The entries below should be given again exactly, minus their pictures.
Begin RECORDS SHOWN
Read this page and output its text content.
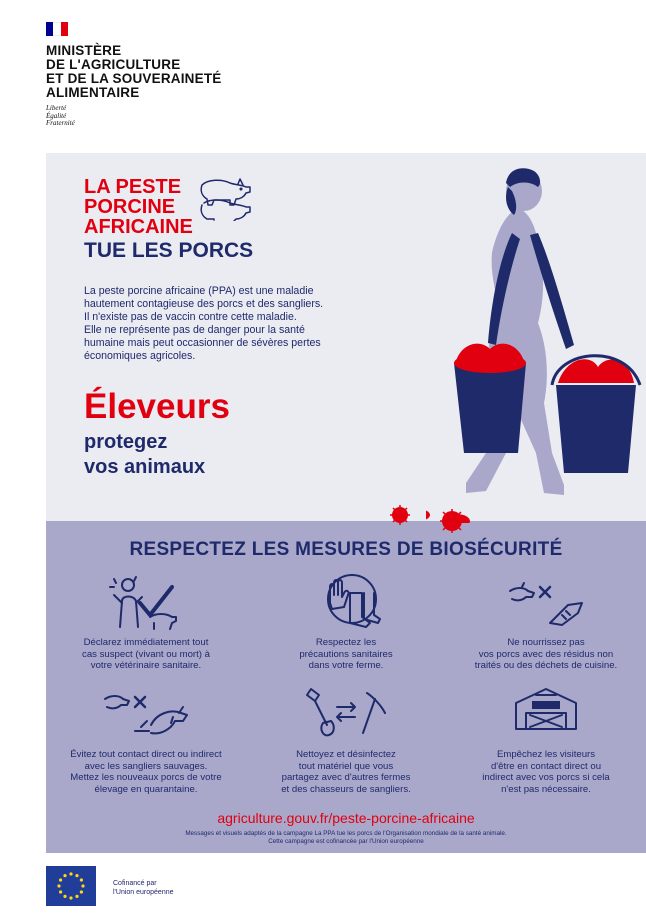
MINISTÈRE
DE L'AGRICULTURE
ET DE LA SOUVERAINETÉ
ALIMENTAIRE
Liberté
Égalité
Fraternité
LA PESTE
PORCINE
AFRICAINE
TUE LES PORCS
La peste porcine africaine (PPA) est une maladie
hautement contagieuse des porcs et des sangliers.
Il n'existe pas de vaccin contre cette maladie.
Elle ne représente pas de danger pour la santé
humaine mais peut occasionner de sévères pertes
économiques agricoles.
Éleveurs
protegez
vos animaux
RESPECTEZ LES MESURES DE BIOSÉCURITÉ
Déclarez immédiatement tout
cas suspect (vivant ou mort) à
votre vétérinaire sanitaire.
Respectez les
précautions sanitaires
dans votre ferme.
Ne nourrissez pas
vos porcs avec des résidus non
traités ou des déchets de cuisine.
Évitez tout contact direct ou indirect
avec les sangliers sauvages.
Mettez les nouveaux porcs de votre
élevage en quarantaine.
Nettoyez et désinfectez
tout matériel que vous
partagez avec d'autres fermes
et des chasseurs de sangliers.
Empêchez les visiteurs
d'être en contact direct ou
indirect avec vos porcs si cela
n'est pas nécessaire.
agriculture.gouv.fr/peste-porcine-africaine
Messages et visuels adaptés de la campagne La PPA tue les porcs de l'Organisation mondiale de la santé animale.
Cette campagne est cofinancée par l'Union européenne
Cofinancé par
l'Union européenne
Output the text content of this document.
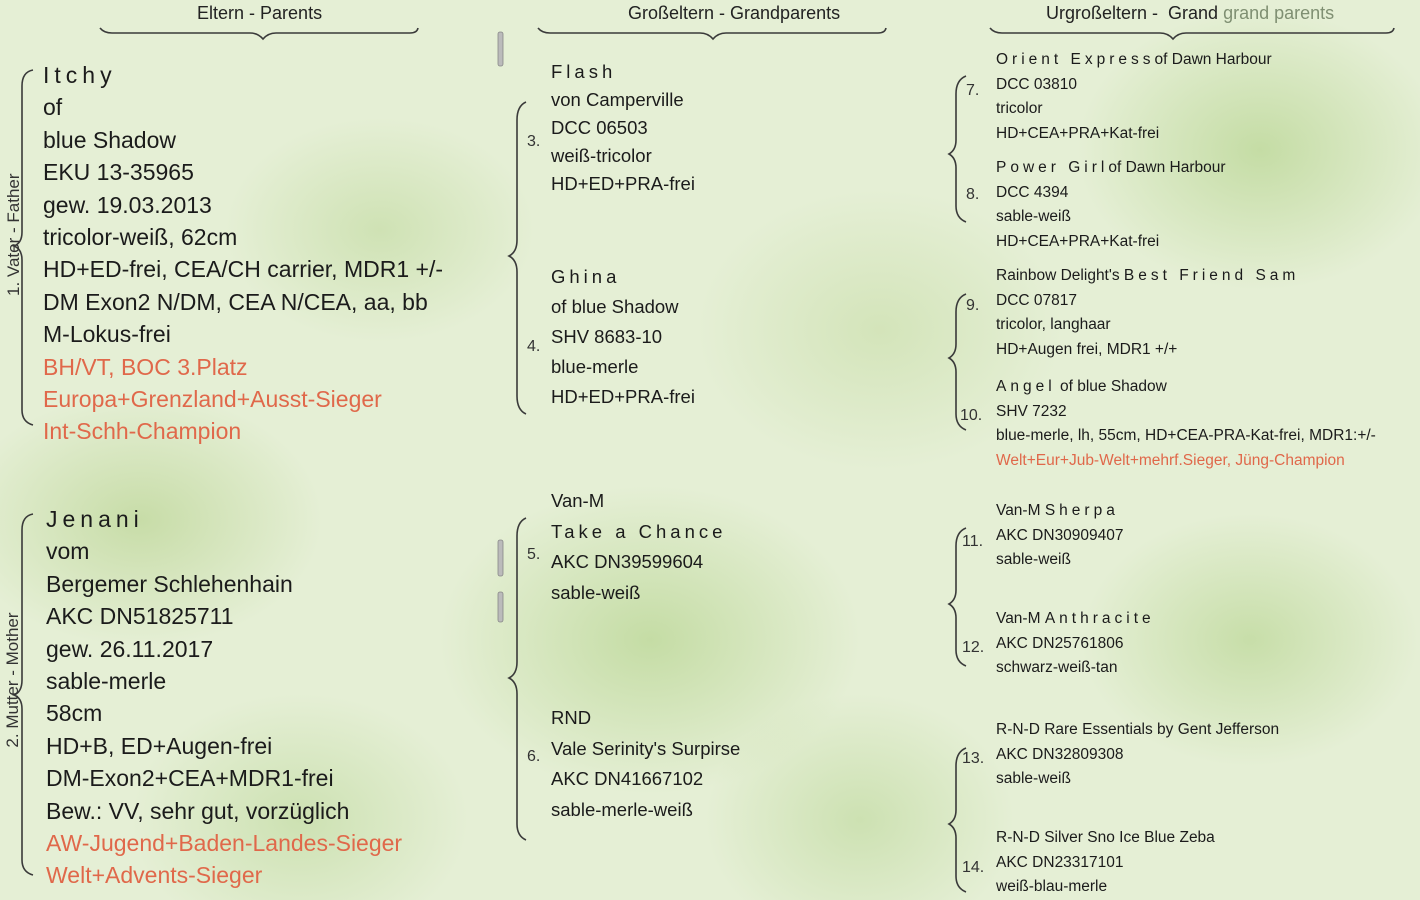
Eltern - Parents	Großeltern - Grandparents	Urgroßeltern -  Grand grand parents
1. Vater - Father
2. Mutter - Mother
Itchy
of
blue Shadow
EKU 13-35965
gew. 19.03.2013
tricolor-weiß, 62cm
HD+ED-frei, CEA/CH carrier, MDR1 +/-
DM Exon2 N/DM, CEA N/CEA, aa, bb
M-Lokus-frei
BH/VT, BOC 3.Platz
Europa+Grenzland+Ausst-Sieger
Int-Schh-Champion
Jenani
vom
Bergemer Schlehenhain
AKC DN51825711
gew. 26.11.2017
sable-merle
58cm
HD+B, ED+Augen-frei
DM-Exon2+CEA+MDR1-frei
Bew.: VV, sehr gut, vorzüglich
AW-Jugend+Baden-Landes-Sieger
Welt+Advents-Sieger
3.
Flash
von Camperville
DCC 06503
weiß-tricolor
HD+ED+PRA-frei
4.
Ghina
of blue Shadow
SHV 8683-10
blue-merle
HD+ED+PRA-frei
5.
Van-M
Take a Chance
AKC DN39599604
sable-weiß
6.
RND
Vale Serinity's Surpirse
AKC DN41667102
sable-merle-weiß
7.
Orient Expressof Dawn Harbour
DCC 03810
tricolor
HD+CEA+PRA+Kat-frei
8.
Power Girlof Dawn Harbour
DCC 4394
sable-weiß
HD+CEA+PRA+Kat-frei
9.
Rainbow Delight's Best Friend Sam
DCC 07817
tricolor, langhaar
HD+Augen frei, MDR1 +/+
10.
Angel of blue Shadow
SHV 7232
blue-merle, lh, 55cm, HD+CEA-PRA-Kat-frei, MDR1:+/-
Welt+Eur+Jub-Welt+mehrf.Sieger, Jüng-Champion
11.
Van-M Sherpa
AKC DN30909407
sable-weiß
12.
Van-M Anthracite
AKC DN25761806
schwarz-weiß-tan
13.
R-N-D Rare Essentials by Gent Jefferson
AKC DN32809308
sable-weiß
14.
R-N-D Silver Sno Ice Blue Zeba
AKC DN23317101
weiß-blau-merle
End RECORDS SHOWN
■ **RIGHT ANSWER**:
Read this page and output its text content.
MINISTÈRE
DE L'AGRICULTURE
ET DE LA SOUVERAINETÉ
ALIMENTAIRE
Liberté
Égalité
Fraternité
LA PESTE
PORCINE
AFRICAINE
TUE LES PORCS
La peste porcine africaine (PPA) est une maladie
hautement contagieuse des porcs et des sangliers.
Il n'existe pas de vaccin contre cette maladie.
Elle ne représente pas de danger pour la santé
humaine mais peut occasionner de sévères pertes
économiques agricoles.
Éleveurs
protegez
vos animaux
RESPECTEZ LES MESURES DE BIOSÉCURITÉ
Déclarez immédiatement tout
cas suspect (vivant ou mort) à
votre vétérinaire sanitaire.
Respectez les
précautions sanitaires
dans votre ferme.
Ne nourrissez pas
vos porcs avec des résidus non
traités ou des déchets de cuisine.
Évitez tout contact direct ou indirect
avec les sangliers sauvages.
Mettez les nouveaux porcs de votre
élevage en quarantaine.
Nettoyez et désinfectez
tout matériel que vous
partagez avec d'autres fermes
et des chasseurs de sangliers.
Empêchez les visiteurs
d'être en contact direct ou
indirect avec vos porcs si cela
n'est pas nécessaire.
agriculture.gouv.fr/peste-porcine-africaine
Messages et visuels adaptés de la campagne La PPA tue les porcs de l'Organisation mondiale de la santé animale.
Cette campagne est cofinancée par l'Union européenne
Cofinancé par
l'Union européenne
Output the text content of this document.
Eltern - Parents	Großeltern - Grandparents	Urgroßeltern -  Grand grand parents
1. Vater - Father
2. Mutter - Mother
Itchy
of
blue Shadow
EKU 13-35965
gew. 19.03.2013
tricolor-weiß, 62cm
HD+ED-frei, CEA/CH carrier, MDR1 +/-
DM Exon2 N/DM, CEA N/CEA, aa, bb
M-Lokus-frei
BH/VT, BOC 3.Platz
Europa+Grenzland+Ausst-Sieger
Int-Schh-Champion
Jenani
vom
Bergemer Schlehenhain
AKC DN51825711
gew. 26.11.2017
sable-merle
58cm
HD+B, ED+Augen-frei
DM-Exon2+CEA+MDR1-frei
Bew.: VV, sehr gut, vorzüglich
AW-Jugend+Baden-Landes-Sieger
Welt+Advents-Sieger
3.
Flash
von Camperville
DCC 06503
weiß-tricolor
HD+ED+PRA-frei
4.
Ghina
of blue Shadow
SHV 8683-10
blue-merle
HD+ED+PRA-frei
5.
Van-M
Take a Chance
AKC DN39599604
sable-weiß
6.
RND
Vale Serinity's Surpirse
AKC DN41667102
sable-merle-weiß
7.
Orient Expressof Dawn Harbour
DCC 03810
tricolor
HD+CEA+PRA+Kat-frei
8.
Power Girlof Dawn Harbour
DCC 4394
sable-weiß
HD+CEA+PRA+Kat-frei
9.
Rainbow Delight's Best Friend Sam
DCC 07817
tricolor, langhaar
HD+Augen frei, MDR1 +/+
10.
Angel of blue Shadow
SHV 7232
blue-merle, lh, 55cm, HD+CEA-PRA-Kat-frei, MDR1:+/-
Welt+Eur+Jub-Welt+mehrf.Sieger, Jüng-Champion
11.
Van-M Sherpa
AKC DN30909407
sable-weiß
12.
Van-M Anthracite
AKC DN25761806
schwarz-weiß-tan
13.
R-N-D Rare Essentials by Gent Jefferson
AKC DN32809308
sable-weiß
14.
R-N-D Silver Sno Ice Blue Zeba
AKC DN23317101
weiß-blau-merle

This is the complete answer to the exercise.